- _WRITTEN TASK_
Find how many lines in the data below include the word "Apprenticeship", then write only that number.

- _DATA FOR PROCESSING_
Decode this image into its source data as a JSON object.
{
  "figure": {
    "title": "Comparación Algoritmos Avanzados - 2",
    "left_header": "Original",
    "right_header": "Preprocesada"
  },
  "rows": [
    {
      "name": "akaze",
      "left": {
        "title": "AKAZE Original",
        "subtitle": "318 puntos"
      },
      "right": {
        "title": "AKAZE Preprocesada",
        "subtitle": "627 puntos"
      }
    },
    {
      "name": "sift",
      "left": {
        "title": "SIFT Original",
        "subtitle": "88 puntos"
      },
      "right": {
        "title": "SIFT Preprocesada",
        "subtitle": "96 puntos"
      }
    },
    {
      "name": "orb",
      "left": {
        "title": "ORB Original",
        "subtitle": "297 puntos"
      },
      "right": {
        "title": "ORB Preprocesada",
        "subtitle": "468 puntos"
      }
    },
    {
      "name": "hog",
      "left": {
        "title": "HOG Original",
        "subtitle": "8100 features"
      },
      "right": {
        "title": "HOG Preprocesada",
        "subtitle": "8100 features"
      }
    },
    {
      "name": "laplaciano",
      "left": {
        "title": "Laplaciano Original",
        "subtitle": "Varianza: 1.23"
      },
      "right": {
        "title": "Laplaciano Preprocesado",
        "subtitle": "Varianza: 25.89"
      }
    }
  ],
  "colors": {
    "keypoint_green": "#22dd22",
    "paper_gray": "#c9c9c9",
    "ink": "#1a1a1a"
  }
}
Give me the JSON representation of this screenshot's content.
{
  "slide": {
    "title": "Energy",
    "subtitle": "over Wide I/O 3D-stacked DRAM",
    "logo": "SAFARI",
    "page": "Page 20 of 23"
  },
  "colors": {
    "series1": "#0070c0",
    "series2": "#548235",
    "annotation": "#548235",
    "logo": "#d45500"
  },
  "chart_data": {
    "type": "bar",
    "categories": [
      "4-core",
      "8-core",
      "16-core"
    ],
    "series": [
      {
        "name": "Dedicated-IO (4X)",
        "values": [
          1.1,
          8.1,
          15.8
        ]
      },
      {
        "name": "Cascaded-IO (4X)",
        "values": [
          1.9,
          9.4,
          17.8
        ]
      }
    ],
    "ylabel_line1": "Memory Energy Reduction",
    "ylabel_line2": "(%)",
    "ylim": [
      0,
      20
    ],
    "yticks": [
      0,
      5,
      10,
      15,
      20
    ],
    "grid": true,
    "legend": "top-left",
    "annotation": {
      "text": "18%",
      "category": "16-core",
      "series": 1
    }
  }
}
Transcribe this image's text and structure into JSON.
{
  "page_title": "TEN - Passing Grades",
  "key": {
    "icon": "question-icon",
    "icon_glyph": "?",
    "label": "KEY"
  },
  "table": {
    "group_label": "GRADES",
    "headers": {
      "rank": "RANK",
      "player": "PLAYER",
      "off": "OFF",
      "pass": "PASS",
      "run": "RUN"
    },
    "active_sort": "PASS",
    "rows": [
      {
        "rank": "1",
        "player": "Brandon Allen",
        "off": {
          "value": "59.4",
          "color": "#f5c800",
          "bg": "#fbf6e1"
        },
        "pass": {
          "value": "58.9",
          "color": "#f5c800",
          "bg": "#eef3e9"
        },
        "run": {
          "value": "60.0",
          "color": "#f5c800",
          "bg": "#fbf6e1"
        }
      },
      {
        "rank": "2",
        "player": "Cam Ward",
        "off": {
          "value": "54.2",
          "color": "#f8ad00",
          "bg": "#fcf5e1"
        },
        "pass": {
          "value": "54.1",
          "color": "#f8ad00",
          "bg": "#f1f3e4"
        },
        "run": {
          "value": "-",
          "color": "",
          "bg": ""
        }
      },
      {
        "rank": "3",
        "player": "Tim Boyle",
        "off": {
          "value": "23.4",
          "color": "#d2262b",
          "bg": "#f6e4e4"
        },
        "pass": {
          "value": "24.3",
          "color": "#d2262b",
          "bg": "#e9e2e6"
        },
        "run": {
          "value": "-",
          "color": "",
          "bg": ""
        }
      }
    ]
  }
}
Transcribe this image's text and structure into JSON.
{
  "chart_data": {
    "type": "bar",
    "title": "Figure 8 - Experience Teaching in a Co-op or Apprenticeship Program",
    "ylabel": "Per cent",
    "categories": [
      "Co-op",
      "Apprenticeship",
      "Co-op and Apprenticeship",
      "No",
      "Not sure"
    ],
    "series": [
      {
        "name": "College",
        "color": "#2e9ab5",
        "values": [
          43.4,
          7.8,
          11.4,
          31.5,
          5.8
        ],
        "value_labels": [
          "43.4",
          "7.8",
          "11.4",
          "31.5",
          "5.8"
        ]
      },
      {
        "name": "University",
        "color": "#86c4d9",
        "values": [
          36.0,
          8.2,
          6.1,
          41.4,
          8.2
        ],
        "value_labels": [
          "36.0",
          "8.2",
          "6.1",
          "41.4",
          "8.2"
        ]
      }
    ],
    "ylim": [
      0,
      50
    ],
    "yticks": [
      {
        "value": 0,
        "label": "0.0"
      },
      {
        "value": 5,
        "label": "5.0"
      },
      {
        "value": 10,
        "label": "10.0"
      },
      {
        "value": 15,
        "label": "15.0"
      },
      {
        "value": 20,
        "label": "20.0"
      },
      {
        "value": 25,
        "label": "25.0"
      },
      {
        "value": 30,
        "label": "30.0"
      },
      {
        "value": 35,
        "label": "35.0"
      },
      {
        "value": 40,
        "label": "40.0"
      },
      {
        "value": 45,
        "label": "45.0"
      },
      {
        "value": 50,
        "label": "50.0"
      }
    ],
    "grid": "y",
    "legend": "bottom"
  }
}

- _CORRECT RESPONSE_
3